Reproduce all lines of the listing below in which the word "keine" occurs.

(Data excerpts)
** begin **

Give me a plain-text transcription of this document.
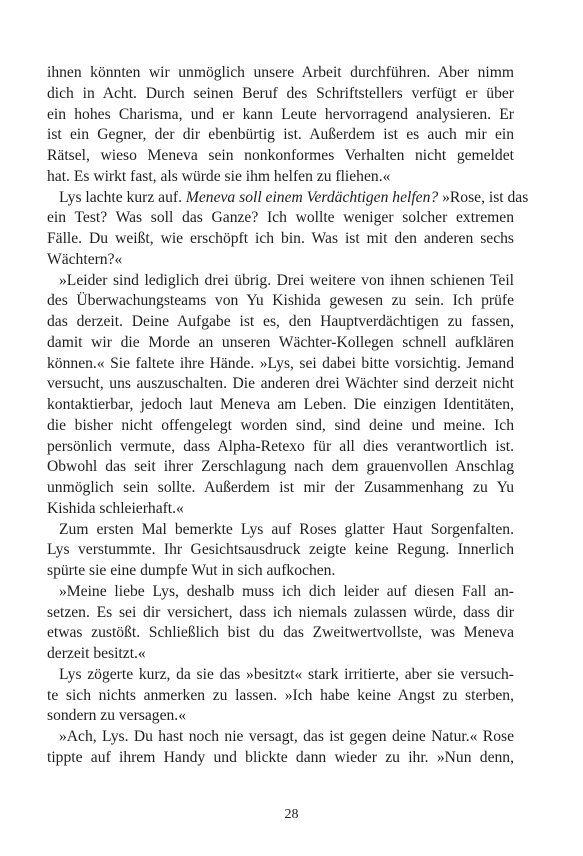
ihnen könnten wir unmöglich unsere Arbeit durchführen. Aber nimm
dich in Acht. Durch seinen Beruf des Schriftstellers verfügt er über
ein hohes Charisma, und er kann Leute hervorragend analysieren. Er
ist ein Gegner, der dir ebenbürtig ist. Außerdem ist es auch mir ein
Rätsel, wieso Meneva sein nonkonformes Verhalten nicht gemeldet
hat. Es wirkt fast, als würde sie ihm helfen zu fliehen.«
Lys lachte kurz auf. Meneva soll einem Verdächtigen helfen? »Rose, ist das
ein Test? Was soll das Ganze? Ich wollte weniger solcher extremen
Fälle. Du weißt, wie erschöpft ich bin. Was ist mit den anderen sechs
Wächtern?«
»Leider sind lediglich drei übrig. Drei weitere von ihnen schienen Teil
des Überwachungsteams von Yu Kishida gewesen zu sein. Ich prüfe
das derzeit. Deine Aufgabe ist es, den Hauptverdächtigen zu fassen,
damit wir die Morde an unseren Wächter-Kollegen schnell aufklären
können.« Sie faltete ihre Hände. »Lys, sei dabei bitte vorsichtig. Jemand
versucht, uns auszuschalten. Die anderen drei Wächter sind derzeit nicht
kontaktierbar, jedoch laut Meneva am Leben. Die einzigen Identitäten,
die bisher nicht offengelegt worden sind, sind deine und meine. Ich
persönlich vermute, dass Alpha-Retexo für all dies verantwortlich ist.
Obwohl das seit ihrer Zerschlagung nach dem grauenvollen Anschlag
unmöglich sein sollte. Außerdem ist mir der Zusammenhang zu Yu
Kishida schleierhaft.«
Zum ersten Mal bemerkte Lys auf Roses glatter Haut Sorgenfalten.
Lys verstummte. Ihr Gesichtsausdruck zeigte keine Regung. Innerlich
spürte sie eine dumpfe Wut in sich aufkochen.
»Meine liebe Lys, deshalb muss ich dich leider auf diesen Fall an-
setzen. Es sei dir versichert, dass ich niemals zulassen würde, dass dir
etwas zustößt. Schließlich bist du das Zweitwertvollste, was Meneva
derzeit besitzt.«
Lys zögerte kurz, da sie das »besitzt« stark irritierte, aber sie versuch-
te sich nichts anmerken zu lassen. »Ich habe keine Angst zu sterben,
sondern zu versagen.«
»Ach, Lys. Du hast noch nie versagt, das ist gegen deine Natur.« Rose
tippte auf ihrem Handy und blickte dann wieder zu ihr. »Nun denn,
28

** end **
** begin **

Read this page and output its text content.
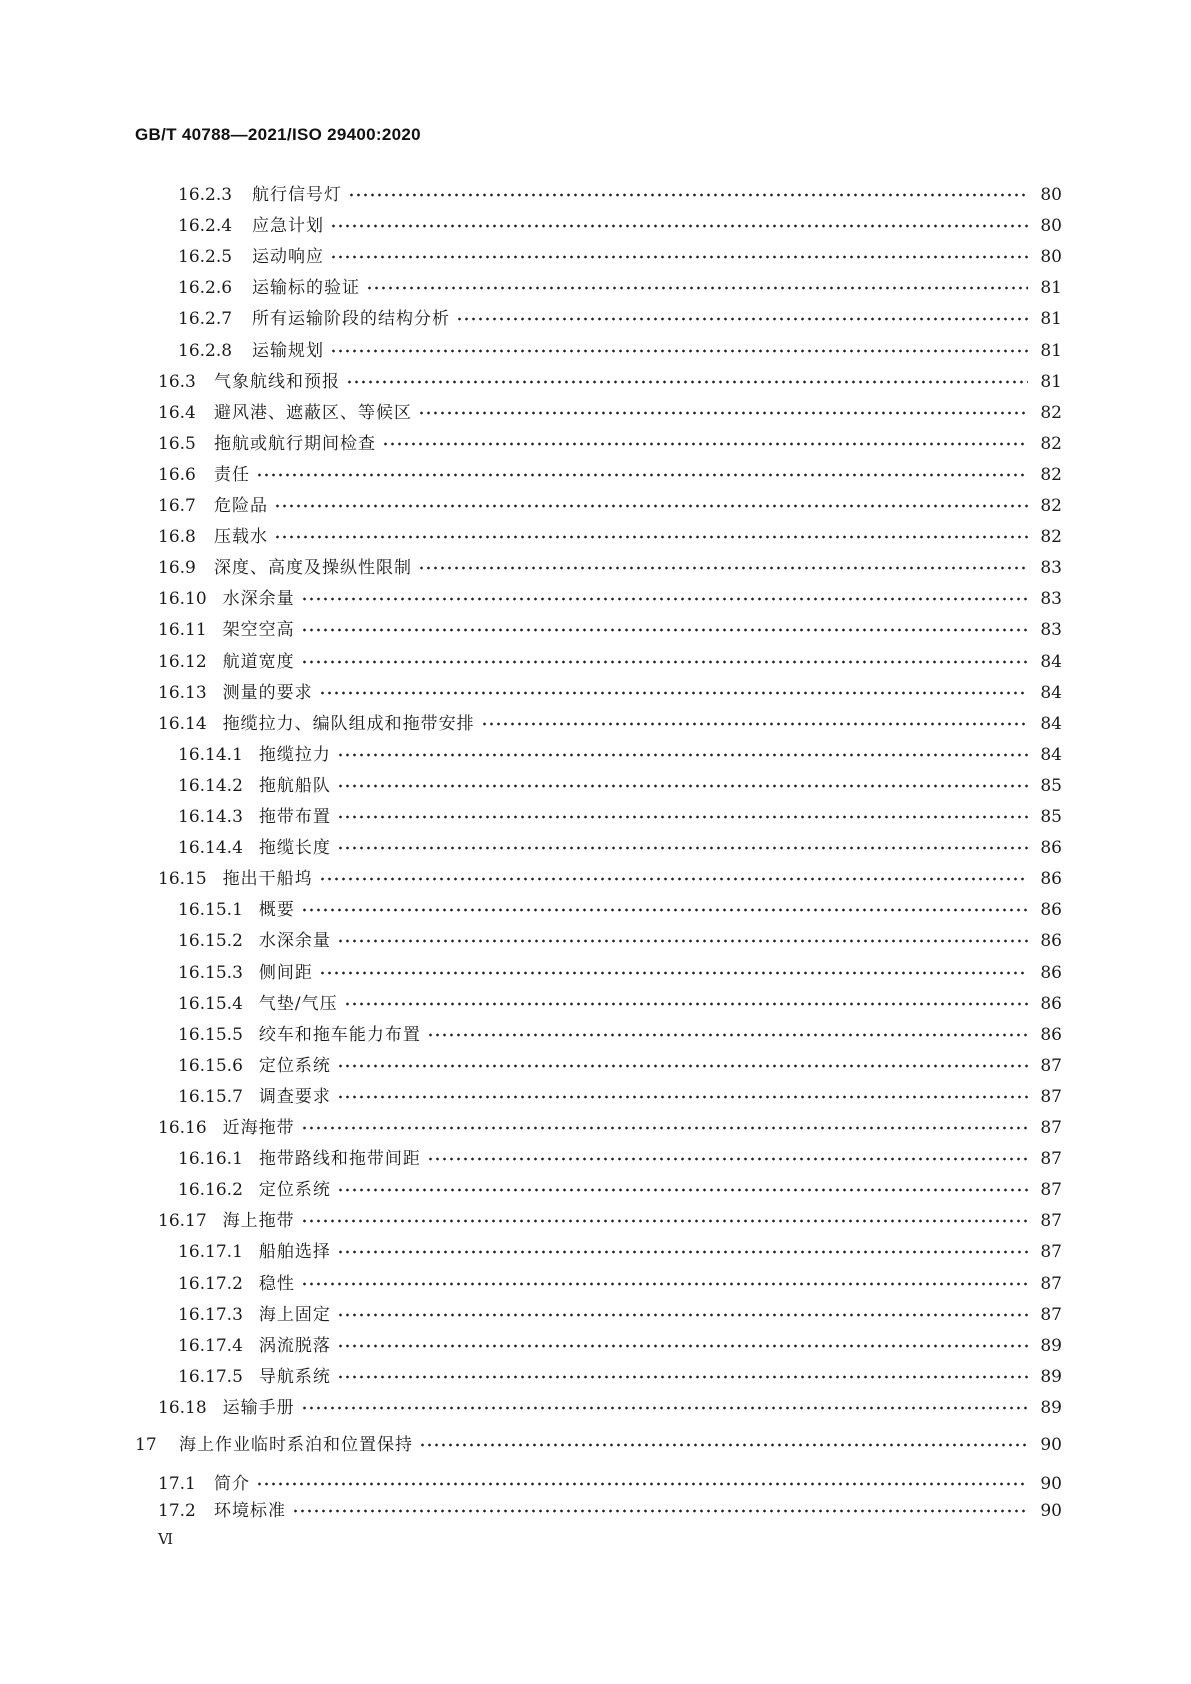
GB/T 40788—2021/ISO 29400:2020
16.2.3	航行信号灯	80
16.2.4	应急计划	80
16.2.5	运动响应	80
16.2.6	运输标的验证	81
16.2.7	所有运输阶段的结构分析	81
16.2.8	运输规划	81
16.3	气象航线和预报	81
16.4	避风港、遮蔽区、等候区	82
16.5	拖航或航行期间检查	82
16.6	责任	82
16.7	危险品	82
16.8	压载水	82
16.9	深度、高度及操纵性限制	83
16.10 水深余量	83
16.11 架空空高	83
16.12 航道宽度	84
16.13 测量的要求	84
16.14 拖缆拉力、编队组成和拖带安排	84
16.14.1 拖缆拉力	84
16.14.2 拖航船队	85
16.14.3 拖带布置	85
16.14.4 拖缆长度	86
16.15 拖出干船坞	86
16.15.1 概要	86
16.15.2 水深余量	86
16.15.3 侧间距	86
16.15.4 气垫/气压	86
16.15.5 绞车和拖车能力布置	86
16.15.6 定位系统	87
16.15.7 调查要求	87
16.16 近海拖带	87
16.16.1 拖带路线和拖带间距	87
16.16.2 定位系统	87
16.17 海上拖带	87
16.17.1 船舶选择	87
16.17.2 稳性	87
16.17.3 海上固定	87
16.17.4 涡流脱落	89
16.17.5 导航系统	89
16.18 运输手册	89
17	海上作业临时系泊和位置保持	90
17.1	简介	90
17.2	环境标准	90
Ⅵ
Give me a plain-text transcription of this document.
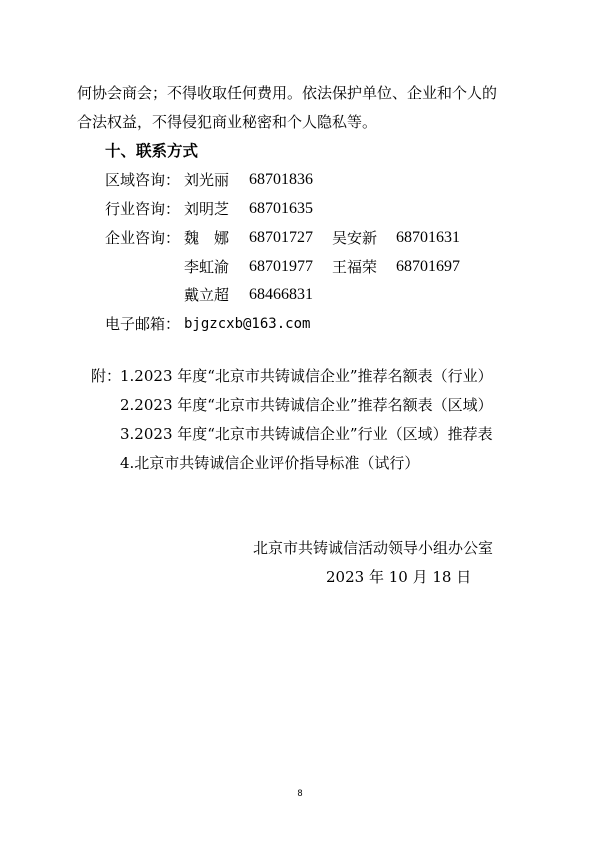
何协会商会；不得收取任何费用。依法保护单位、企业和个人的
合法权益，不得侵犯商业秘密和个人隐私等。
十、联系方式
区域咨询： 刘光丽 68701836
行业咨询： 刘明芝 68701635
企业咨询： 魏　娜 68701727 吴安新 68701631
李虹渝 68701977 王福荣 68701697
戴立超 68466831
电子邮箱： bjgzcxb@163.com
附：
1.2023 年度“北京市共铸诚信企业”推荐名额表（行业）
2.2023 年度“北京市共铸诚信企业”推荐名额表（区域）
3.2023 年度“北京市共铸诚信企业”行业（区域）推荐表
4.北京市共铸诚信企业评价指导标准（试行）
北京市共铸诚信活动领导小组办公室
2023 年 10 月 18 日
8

** end **
** begin **

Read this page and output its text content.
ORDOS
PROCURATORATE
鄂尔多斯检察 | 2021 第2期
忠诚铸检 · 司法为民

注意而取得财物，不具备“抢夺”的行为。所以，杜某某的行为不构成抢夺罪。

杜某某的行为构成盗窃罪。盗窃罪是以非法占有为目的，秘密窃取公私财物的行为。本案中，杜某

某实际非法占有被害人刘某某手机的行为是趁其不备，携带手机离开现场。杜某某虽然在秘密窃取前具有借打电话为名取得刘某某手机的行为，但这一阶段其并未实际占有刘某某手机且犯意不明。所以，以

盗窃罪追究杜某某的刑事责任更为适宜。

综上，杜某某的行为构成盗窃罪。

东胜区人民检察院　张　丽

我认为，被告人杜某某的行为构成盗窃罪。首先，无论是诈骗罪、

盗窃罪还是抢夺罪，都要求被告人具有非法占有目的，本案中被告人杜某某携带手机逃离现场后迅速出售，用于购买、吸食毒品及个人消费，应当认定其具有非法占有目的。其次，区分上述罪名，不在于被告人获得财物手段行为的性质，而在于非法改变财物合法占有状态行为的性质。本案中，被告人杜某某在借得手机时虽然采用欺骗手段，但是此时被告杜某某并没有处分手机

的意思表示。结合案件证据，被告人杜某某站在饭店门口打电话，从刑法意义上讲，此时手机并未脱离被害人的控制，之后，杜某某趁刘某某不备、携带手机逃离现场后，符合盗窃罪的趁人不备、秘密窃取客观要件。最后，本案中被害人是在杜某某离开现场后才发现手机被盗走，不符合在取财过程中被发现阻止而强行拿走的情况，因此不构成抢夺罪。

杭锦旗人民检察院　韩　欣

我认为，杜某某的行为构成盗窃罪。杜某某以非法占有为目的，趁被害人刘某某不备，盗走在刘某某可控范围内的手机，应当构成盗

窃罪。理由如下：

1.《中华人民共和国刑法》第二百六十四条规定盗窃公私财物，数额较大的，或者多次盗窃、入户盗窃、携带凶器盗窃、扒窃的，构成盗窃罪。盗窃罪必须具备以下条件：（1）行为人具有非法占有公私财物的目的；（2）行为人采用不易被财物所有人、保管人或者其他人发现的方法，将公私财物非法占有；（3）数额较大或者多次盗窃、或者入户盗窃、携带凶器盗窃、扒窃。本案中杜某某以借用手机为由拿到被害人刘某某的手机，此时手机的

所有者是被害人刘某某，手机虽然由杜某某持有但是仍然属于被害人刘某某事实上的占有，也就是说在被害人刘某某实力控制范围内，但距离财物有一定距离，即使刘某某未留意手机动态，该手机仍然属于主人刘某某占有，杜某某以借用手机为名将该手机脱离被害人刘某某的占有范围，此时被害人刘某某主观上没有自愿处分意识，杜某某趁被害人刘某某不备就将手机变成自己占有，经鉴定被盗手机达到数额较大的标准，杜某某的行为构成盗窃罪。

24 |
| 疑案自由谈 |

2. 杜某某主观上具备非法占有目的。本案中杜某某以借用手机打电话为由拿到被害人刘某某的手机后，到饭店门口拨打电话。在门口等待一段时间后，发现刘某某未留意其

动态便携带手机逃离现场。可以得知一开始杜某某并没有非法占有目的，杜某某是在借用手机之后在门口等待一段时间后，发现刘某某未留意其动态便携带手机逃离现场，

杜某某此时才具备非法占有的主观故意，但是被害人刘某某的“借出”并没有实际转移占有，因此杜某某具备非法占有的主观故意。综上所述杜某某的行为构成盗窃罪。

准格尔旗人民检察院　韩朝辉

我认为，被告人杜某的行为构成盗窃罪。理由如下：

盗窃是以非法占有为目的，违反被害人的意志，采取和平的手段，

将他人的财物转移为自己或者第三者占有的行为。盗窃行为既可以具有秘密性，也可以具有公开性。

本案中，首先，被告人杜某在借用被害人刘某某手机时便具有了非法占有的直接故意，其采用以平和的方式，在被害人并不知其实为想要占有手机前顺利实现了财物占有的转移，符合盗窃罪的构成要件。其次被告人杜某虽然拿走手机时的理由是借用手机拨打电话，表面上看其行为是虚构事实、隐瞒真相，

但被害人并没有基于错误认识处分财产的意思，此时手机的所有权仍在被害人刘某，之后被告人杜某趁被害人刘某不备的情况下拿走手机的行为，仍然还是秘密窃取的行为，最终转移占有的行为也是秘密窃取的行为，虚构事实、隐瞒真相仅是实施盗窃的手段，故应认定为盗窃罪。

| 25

** end **

EXPECTED ANSWER:
Lys verstummte. Ihr Gesichtsausdruck zeigte keine Regung. Innerlich
te sich nichts anmerken zu lassen. »Ich habe keine Angst zu sterben,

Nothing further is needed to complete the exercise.